Please transcribe the data below exactly. Leave the pictures out.

========================================================================

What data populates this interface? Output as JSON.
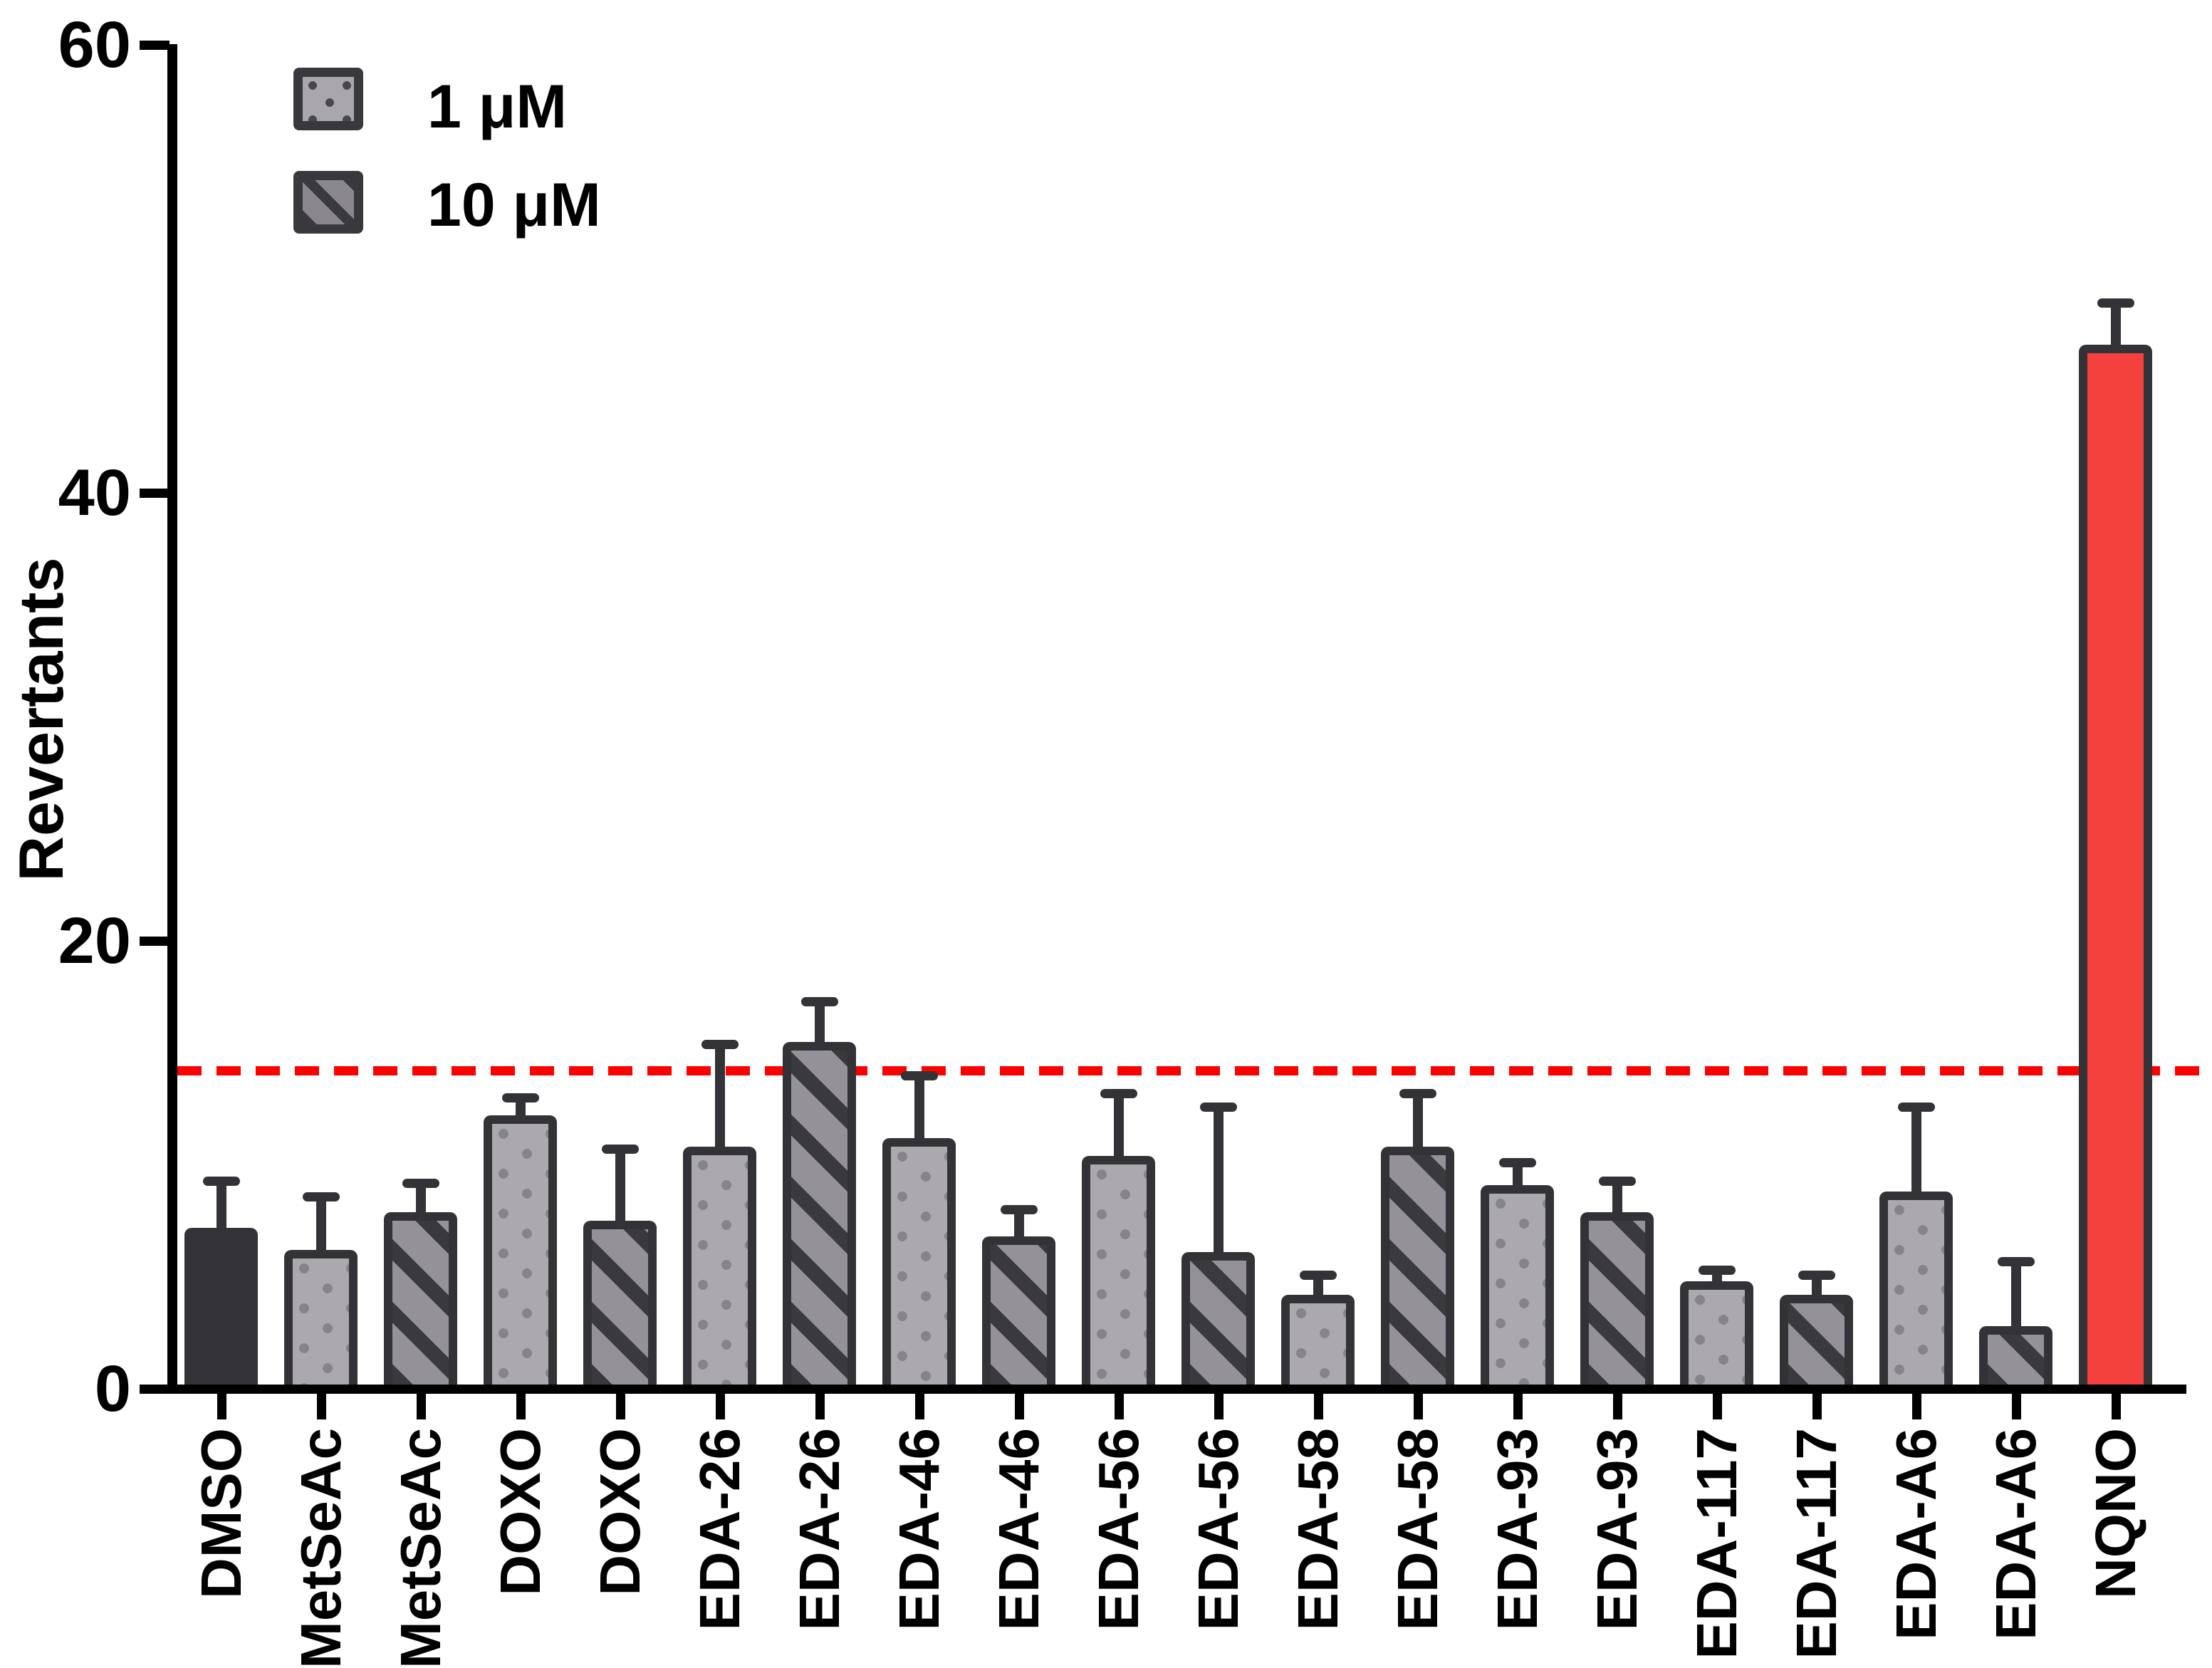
{
  "colors": {
    "axis": "#000000",
    "outline": "#333237",
    "solid_bar": "#333237",
    "red_bar": "#F5413E",
    "dashed_line": "#FB0100",
    "dots_fill": "#ACA9AE",
    "dots_dot": "#85838C",
    "hatch_fill": "#949298",
    "hatch_stripe": "#3A393D"
  },
  "chart_data": {
    "type": "bar",
    "title": "",
    "xlabel": "",
    "ylabel": "Revertants",
    "ylim": [
      0,
      60
    ],
    "yticks": [
      0,
      20,
      40,
      60
    ],
    "grid": false,
    "legend_position": "top-left-inside",
    "legend": [
      {
        "label": "1 μM",
        "pattern": "dots"
      },
      {
        "label": "10 μM",
        "pattern": "hatch"
      }
    ],
    "threshold_line": {
      "value": 14.2,
      "color": "#FB0100",
      "style": "dashed"
    },
    "bars": [
      {
        "label": "DMSO",
        "series": "control",
        "pattern": "solid",
        "value": 7.2,
        "error": 2.1
      },
      {
        "label": "MetSeAc",
        "series": "1 μM",
        "pattern": "dots",
        "value": 6.2,
        "error": 2.4
      },
      {
        "label": "MetSeAc",
        "series": "10 μM",
        "pattern": "hatch",
        "value": 7.9,
        "error": 1.3
      },
      {
        "label": "DOXO",
        "series": "1 μM",
        "pattern": "dots",
        "value": 12.2,
        "error": 0.8
      },
      {
        "label": "DOXO",
        "series": "10 μM",
        "pattern": "hatch",
        "value": 7.5,
        "error": 3.2
      },
      {
        "label": "EDA-26",
        "series": "1 μM",
        "pattern": "dots",
        "value": 10.8,
        "error": 4.6
      },
      {
        "label": "EDA-26",
        "series": "10 μM",
        "pattern": "hatch",
        "value": 15.5,
        "error": 1.8
      },
      {
        "label": "EDA-46",
        "series": "1 μM",
        "pattern": "dots",
        "value": 11.2,
        "error": 2.8
      },
      {
        "label": "EDA-46",
        "series": "10 μM",
        "pattern": "hatch",
        "value": 6.8,
        "error": 1.2
      },
      {
        "label": "EDA-56",
        "series": "1 μM",
        "pattern": "dots",
        "value": 10.4,
        "error": 2.8
      },
      {
        "label": "EDA-56",
        "series": "10 μM",
        "pattern": "hatch",
        "value": 6.1,
        "error": 6.5
      },
      {
        "label": "EDA-58",
        "series": "1 μM",
        "pattern": "dots",
        "value": 4.2,
        "error": 0.9
      },
      {
        "label": "EDA-58",
        "series": "10 μM",
        "pattern": "hatch",
        "value": 10.8,
        "error": 2.4
      },
      {
        "label": "EDA-93",
        "series": "1 μM",
        "pattern": "dots",
        "value": 9.1,
        "error": 1.0
      },
      {
        "label": "EDA-93",
        "series": "10 μM",
        "pattern": "hatch",
        "value": 7.9,
        "error": 1.4
      },
      {
        "label": "EDA-117",
        "series": "1 μM",
        "pattern": "dots",
        "value": 4.8,
        "error": 0.5
      },
      {
        "label": "EDA-117",
        "series": "10 μM",
        "pattern": "hatch",
        "value": 4.2,
        "error": 0.9
      },
      {
        "label": "EDA-A6",
        "series": "1 μM",
        "pattern": "dots",
        "value": 8.8,
        "error": 3.8
      },
      {
        "label": "EDA-A6",
        "series": "10 μM",
        "pattern": "hatch",
        "value": 2.8,
        "error": 2.9
      },
      {
        "label": "NQNO",
        "series": "positive control",
        "pattern": "red",
        "value": 46.6,
        "error": 1.9
      }
    ]
  }
}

========================================================================

REPLY TO THE TASK »
What data populates this interface? Output as JSON.
{
  "colors": {
    "axis": "#000000",
    "outline": "#333237",
    "solid_bar": "#333237",
    "red_bar": "#F5413E",
    "dashed_line": "#FB0100",
    "dots_fill": "#ACA9AE",
    "dots_dot": "#85838C",
    "hatch_fill": "#949298",
    "hatch_stripe": "#3A393D"
  },
  "chart_data": {
    "type": "bar",
    "title": "",
    "xlabel": "",
    "ylabel": "Revertants",
    "ylim": [
      0,
      60
    ],
    "yticks": [
      0,
      20,
      40,
      60
    ],
    "grid": false,
    "legend_position": "top-left-inside",
    "legend": [
      {
        "label": "1 μM",
        "pattern": "dots"
      },
      {
        "label": "10 μM",
        "pattern": "hatch"
      }
    ],
    "threshold_line": {
      "value": 14.2,
      "color": "#FB0100",
      "style": "dashed"
    },
    "bars": [
      {
        "label": "DMSO",
        "series": "control",
        "pattern": "solid",
        "value": 7.2,
        "error": 2.1
      },
      {
        "label": "MetSeAc",
        "series": "1 μM",
        "pattern": "dots",
        "value": 6.2,
        "error": 2.4
      },
      {
        "label": "MetSeAc",
        "series": "10 μM",
        "pattern": "hatch",
        "value": 7.9,
        "error": 1.3
      },
      {
        "label": "DOXO",
        "series": "1 μM",
        "pattern": "dots",
        "value": 12.2,
        "error": 0.8
      },
      {
        "label": "DOXO",
        "series": "10 μM",
        "pattern": "hatch",
        "value": 7.5,
        "error": 3.2
      },
      {
        "label": "EDA-26",
        "series": "1 μM",
        "pattern": "dots",
        "value": 10.8,
        "error": 4.6
      },
      {
        "label": "EDA-26",
        "series": "10 μM",
        "pattern": "hatch",
        "value": 15.5,
        "error": 1.8
      },
      {
        "label": "EDA-46",
        "series": "1 μM",
        "pattern": "dots",
        "value": 11.2,
        "error": 2.8
      },
      {
        "label": "EDA-46",
        "series": "10 μM",
        "pattern": "hatch",
        "value": 6.8,
        "error": 1.2
      },
      {
        "label": "EDA-56",
        "series": "1 μM",
        "pattern": "dots",
        "value": 10.4,
        "error": 2.8
      },
      {
        "label": "EDA-56",
        "series": "10 μM",
        "pattern": "hatch",
        "value": 6.1,
        "error": 6.5
      },
      {
        "label": "EDA-58",
        "series": "1 μM",
        "pattern": "dots",
        "value": 4.2,
        "error": 0.9
      },
      {
        "label": "EDA-58",
        "series": "10 μM",
        "pattern": "hatch",
        "value": 10.8,
        "error": 2.4
      },
      {
        "label": "EDA-93",
        "series": "1 μM",
        "pattern": "dots",
        "value": 9.1,
        "error": 1.0
      },
      {
        "label": "EDA-93",
        "series": "10 μM",
        "pattern": "hatch",
        "value": 7.9,
        "error": 1.4
      },
      {
        "label": "EDA-117",
        "series": "1 μM",
        "pattern": "dots",
        "value": 4.8,
        "error": 0.5
      },
      {
        "label": "EDA-117",
        "series": "10 μM",
        "pattern": "hatch",
        "value": 4.2,
        "error": 0.9
      },
      {
        "label": "EDA-A6",
        "series": "1 μM",
        "pattern": "dots",
        "value": 8.8,
        "error": 3.8
      },
      {
        "label": "EDA-A6",
        "series": "10 μM",
        "pattern": "hatch",
        "value": 2.8,
        "error": 2.9
      },
      {
        "label": "NQNO",
        "series": "positive control",
        "pattern": "red",
        "value": 46.6,
        "error": 1.9
      }
    ]
  }
}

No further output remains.